● **Written exercise**
Copy all lines of the listing that include the string "page".

● **Data for the task**
☆ ☆ ☆ ☆
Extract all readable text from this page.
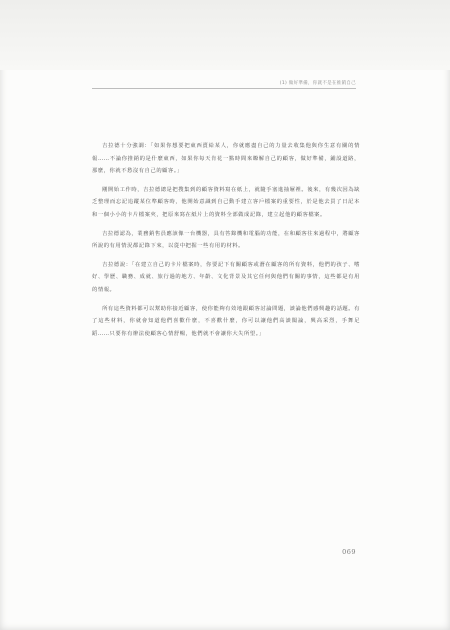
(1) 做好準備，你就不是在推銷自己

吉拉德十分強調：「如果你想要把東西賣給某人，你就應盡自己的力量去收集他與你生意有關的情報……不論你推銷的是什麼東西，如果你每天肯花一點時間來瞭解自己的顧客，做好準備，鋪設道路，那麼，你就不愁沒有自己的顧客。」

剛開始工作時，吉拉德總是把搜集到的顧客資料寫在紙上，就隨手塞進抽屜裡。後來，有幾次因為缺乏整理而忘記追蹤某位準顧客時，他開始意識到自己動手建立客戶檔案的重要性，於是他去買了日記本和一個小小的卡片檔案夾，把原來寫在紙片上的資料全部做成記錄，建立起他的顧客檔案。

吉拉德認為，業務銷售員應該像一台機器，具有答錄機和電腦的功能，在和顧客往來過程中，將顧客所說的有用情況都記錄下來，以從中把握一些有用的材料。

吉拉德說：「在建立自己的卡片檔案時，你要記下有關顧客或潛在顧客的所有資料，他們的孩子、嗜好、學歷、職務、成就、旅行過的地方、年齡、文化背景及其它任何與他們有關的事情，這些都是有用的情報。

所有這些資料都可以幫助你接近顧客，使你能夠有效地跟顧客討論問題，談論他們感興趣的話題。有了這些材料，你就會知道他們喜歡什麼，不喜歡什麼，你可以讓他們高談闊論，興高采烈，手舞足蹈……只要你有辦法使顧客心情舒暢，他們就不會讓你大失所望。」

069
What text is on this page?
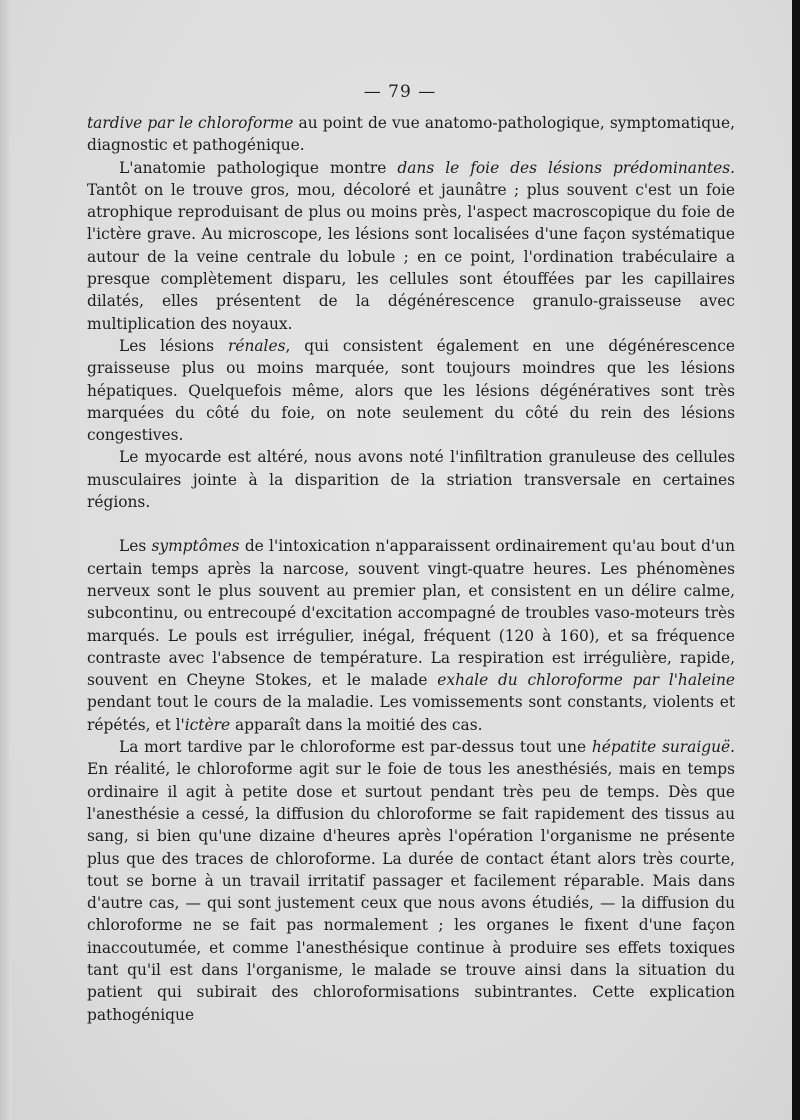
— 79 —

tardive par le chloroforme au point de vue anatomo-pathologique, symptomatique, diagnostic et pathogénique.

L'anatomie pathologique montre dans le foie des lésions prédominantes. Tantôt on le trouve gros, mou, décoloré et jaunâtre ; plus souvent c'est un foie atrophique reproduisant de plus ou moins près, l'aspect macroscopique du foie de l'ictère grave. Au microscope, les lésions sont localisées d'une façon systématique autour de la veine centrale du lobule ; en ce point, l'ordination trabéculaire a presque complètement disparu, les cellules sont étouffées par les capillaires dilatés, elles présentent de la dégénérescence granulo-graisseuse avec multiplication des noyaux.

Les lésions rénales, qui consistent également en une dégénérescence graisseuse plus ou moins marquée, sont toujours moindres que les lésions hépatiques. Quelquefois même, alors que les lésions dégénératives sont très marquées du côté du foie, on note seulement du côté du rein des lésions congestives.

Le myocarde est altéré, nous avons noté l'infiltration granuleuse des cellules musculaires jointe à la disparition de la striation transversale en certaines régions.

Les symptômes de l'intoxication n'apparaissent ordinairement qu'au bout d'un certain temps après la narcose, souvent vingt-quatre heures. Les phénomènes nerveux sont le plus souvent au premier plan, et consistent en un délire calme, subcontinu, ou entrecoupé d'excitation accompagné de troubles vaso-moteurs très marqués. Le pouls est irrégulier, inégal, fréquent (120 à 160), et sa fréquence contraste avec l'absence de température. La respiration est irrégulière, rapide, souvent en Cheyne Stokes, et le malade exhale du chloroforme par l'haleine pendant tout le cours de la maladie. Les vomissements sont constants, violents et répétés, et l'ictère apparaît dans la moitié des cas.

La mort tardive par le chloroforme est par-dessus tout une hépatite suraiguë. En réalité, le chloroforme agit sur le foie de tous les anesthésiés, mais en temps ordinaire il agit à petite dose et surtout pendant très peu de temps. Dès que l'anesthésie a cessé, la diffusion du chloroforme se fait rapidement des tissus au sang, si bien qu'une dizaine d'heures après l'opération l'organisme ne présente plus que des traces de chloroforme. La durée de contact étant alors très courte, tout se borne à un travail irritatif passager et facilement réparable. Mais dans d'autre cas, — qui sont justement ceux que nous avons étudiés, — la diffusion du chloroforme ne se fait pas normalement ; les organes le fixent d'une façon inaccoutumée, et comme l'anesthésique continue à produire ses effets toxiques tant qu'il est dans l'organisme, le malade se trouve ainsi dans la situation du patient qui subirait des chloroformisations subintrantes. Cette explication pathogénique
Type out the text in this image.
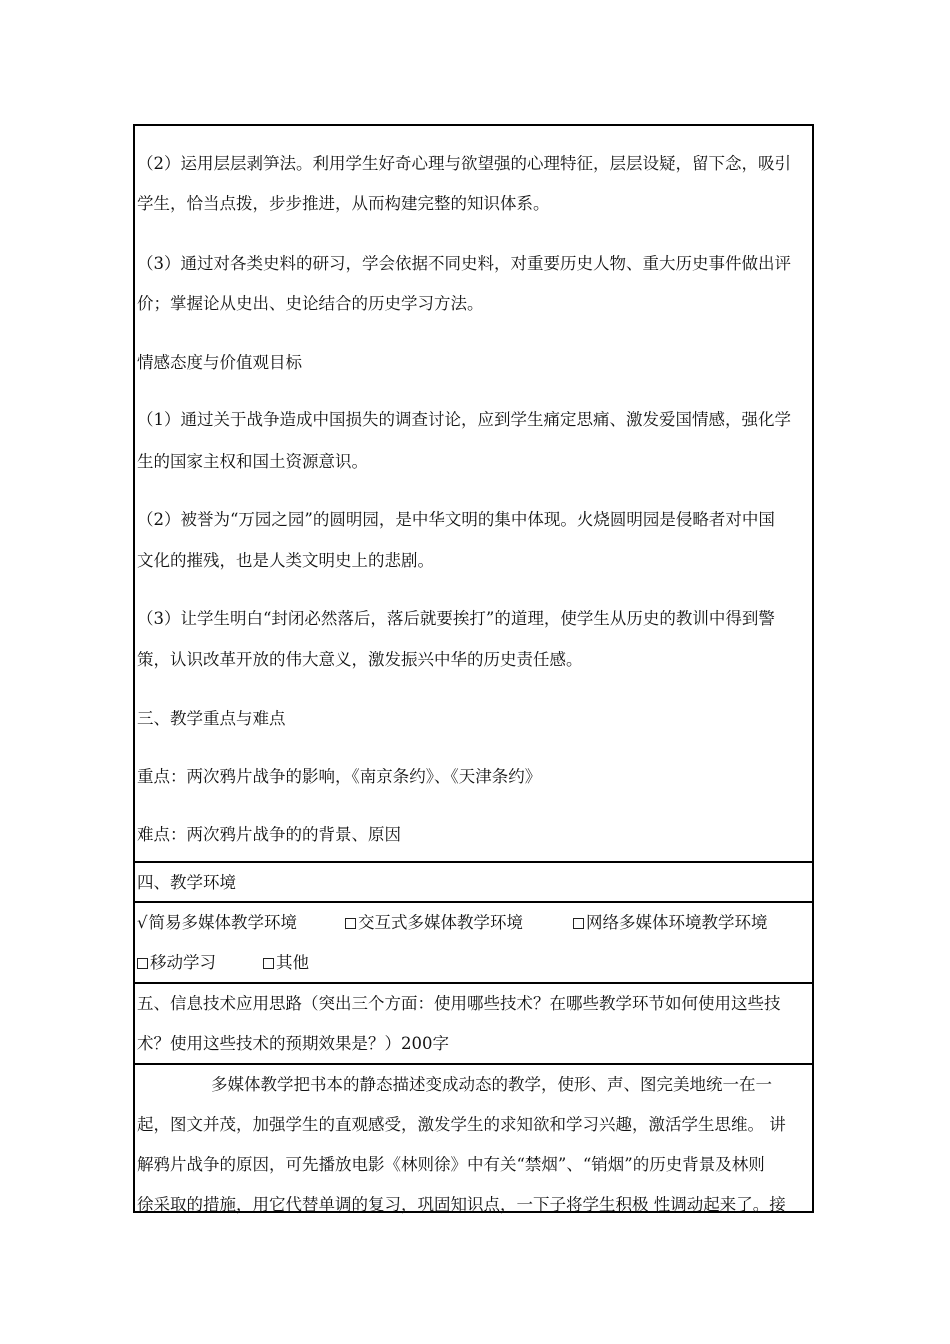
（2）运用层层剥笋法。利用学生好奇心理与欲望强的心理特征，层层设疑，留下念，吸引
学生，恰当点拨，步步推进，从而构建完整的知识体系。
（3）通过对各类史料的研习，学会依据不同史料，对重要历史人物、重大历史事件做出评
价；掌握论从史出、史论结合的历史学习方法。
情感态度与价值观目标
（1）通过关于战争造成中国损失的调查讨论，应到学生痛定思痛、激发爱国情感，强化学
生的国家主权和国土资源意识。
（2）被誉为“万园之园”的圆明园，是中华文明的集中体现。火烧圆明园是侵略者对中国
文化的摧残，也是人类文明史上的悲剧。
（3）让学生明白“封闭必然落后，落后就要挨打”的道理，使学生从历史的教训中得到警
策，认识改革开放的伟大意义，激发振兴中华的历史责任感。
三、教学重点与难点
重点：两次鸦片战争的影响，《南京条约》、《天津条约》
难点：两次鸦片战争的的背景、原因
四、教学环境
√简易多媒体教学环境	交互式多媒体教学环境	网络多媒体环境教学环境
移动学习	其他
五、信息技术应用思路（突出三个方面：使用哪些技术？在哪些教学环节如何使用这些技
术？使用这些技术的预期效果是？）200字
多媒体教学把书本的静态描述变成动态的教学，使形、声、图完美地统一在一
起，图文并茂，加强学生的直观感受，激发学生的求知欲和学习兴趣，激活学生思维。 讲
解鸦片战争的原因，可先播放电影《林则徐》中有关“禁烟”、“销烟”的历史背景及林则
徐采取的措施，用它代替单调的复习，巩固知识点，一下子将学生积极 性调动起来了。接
☆ ☆ ☆ ☆
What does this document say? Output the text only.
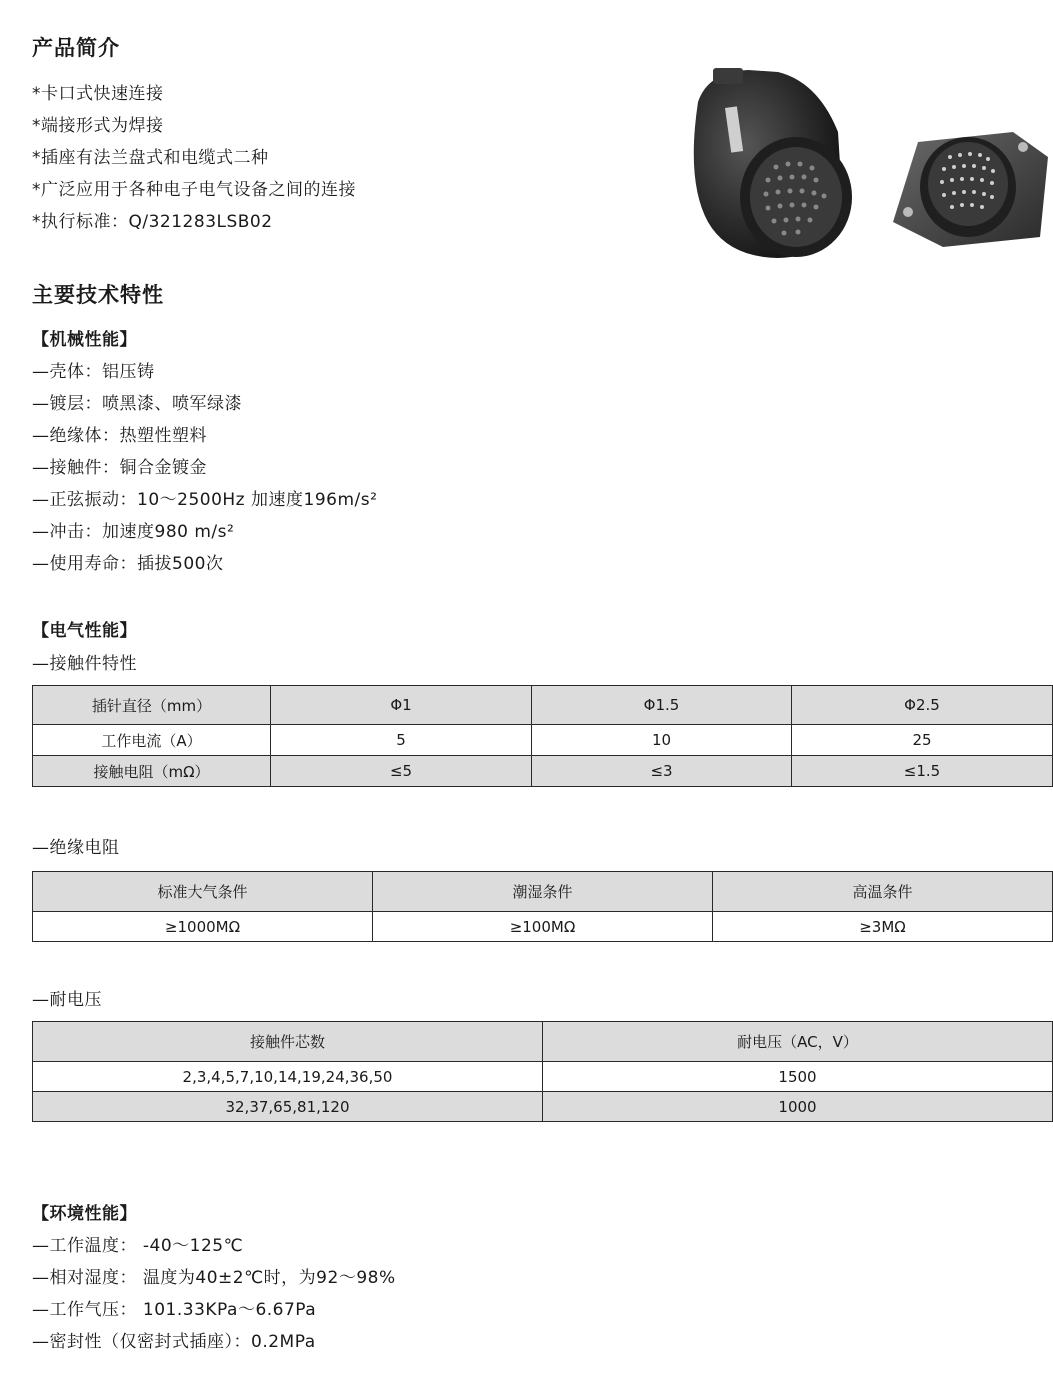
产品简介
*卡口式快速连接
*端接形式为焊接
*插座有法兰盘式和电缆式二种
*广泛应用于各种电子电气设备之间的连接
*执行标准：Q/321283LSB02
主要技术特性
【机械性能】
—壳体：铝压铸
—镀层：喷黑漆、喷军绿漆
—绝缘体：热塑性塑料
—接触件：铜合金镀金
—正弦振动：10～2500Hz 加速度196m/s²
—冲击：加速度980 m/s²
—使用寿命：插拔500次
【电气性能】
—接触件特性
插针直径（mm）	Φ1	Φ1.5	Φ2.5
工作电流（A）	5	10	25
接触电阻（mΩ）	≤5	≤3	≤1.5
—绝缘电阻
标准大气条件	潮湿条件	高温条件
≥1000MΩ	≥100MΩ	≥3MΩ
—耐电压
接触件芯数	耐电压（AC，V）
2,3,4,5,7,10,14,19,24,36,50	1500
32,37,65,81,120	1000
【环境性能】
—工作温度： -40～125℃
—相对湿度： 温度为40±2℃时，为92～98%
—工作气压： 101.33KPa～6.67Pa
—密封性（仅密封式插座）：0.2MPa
☆ ☆ ☆ ☆
● **Result of this task**
Extract all readable text from this page.
What text is on this page?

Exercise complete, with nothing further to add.